__What to work on__: Scan the lines below for the string "لـــ" and report how many lines contain it, giving only the number.

○ ○ ○ ○ ○

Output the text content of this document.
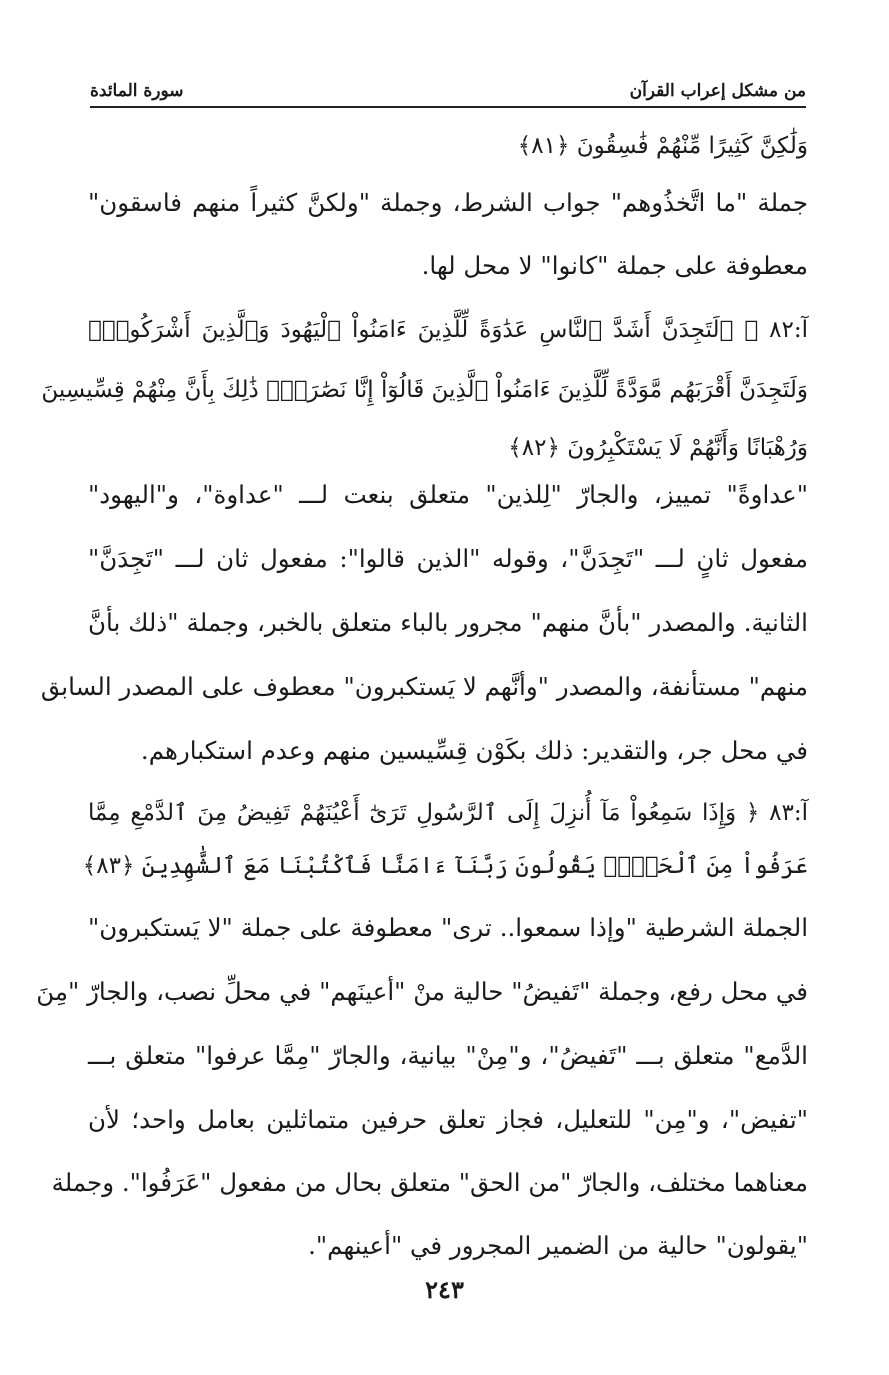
من مشكل إعراب القرآن
سورة المائدة
وَلَٰكِنَّ كَثِيرًا مِّنْهُمْ فَٰسِقُونَ ﴿٨١﴾
جملة "ما اتَّخذُوهم" جواب الشرط، وجملة "ولكنَّ كثيراً منهم فاسقون"
معطوفة على جملة "كانوا" لا محل لها.
آ:٨٢ ﴿ ۞لَتَجِدَنَّ أَشَدَّ ٱلنَّاسِ عَدَٰوَةً لِّلَّذِينَ ءَامَنُواْ ٱلْيَهُودَ وَٱلَّذِينَ أَشْرَكُواْۖ
وَلَتَجِدَنَّ أَقْرَبَهُم مَّوَدَّةً لِّلَّذِينَ ءَامَنُواْ ٱلَّذِينَ قَالُوٓاْ إِنَّا نَصَٰرَىٰۚ ذَٰلِكَ بِأَنَّ مِنْهُمْ قِسِّيسِينَ
وَرُهْبَانًا وَأَنَّهُمْ لَا يَسْتَكْبِرُونَ ﴿٨٢﴾
"عداوةً" تمييز، والجارّ "لِلذين" متعلق بنعت لـــ "عداوة"، و"اليهود"
مفعول ثانٍ لـــ "تَجِدَنَّ"، وقوله "الذين قالوا": مفعول ثان لـــ "تَجِدَنَّ"
الثانية. والمصدر "بأنَّ منهم" مجرور بالباء متعلق بالخبر، وجملة "ذلك بأنَّ
منهم" مستأنفة، والمصدر "وأنَّهم لا يَستكبرون" معطوف على المصدر السابق
في محل جر، والتقدير: ذلك بكَوْن قِسِّيسين منهم وعدم استكبارهم.
آ:٨٣ ﴿ وَإِذَا سَمِعُواْ مَآ أُنزِلَ إِلَى ٱلرَّسُولِ تَرَىٰٓ أَعْيُنَهُمْ تَفِيضُ مِنَ ٱلدَّمْعِ مِمَّا
عَرَفُواْ مِنَ ٱلْحَقِّۖ يَقُولُونَ رَبَّنَآ ءَامَنَّا فَٱكْتُبْنَا مَعَ ٱلشَّٰهِدِينَ ﴿٨٣﴾
الجملة الشرطية "وإذا سمعوا.. ترى" معطوفة على جملة "لا يَستكبرون"
في محل رفع، وجملة "تَفيضُ" حالية منْ "أعينَهم" في محلِّ نصب، والجارّ "مِنَ
الدَّمع" متعلق بـــ "تَفيضُ"، و"مِنْ" بيانية، والجارّ "مِمَّا عرفوا" متعلق بـــ
"تفيض"، و"مِن" للتعليل، فجاز تعلق حرفين متماثلين بعامل واحد؛ لأن
معناهما مختلف، والجارّ "من الحق" متعلق بحال من مفعول "عَرَفُوا". وجملة
"يقولون" حالية من الضمير المجرور في "أعينهم".
٢٤٣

○ ○ ○ ○ ○

__Response to the task__: 2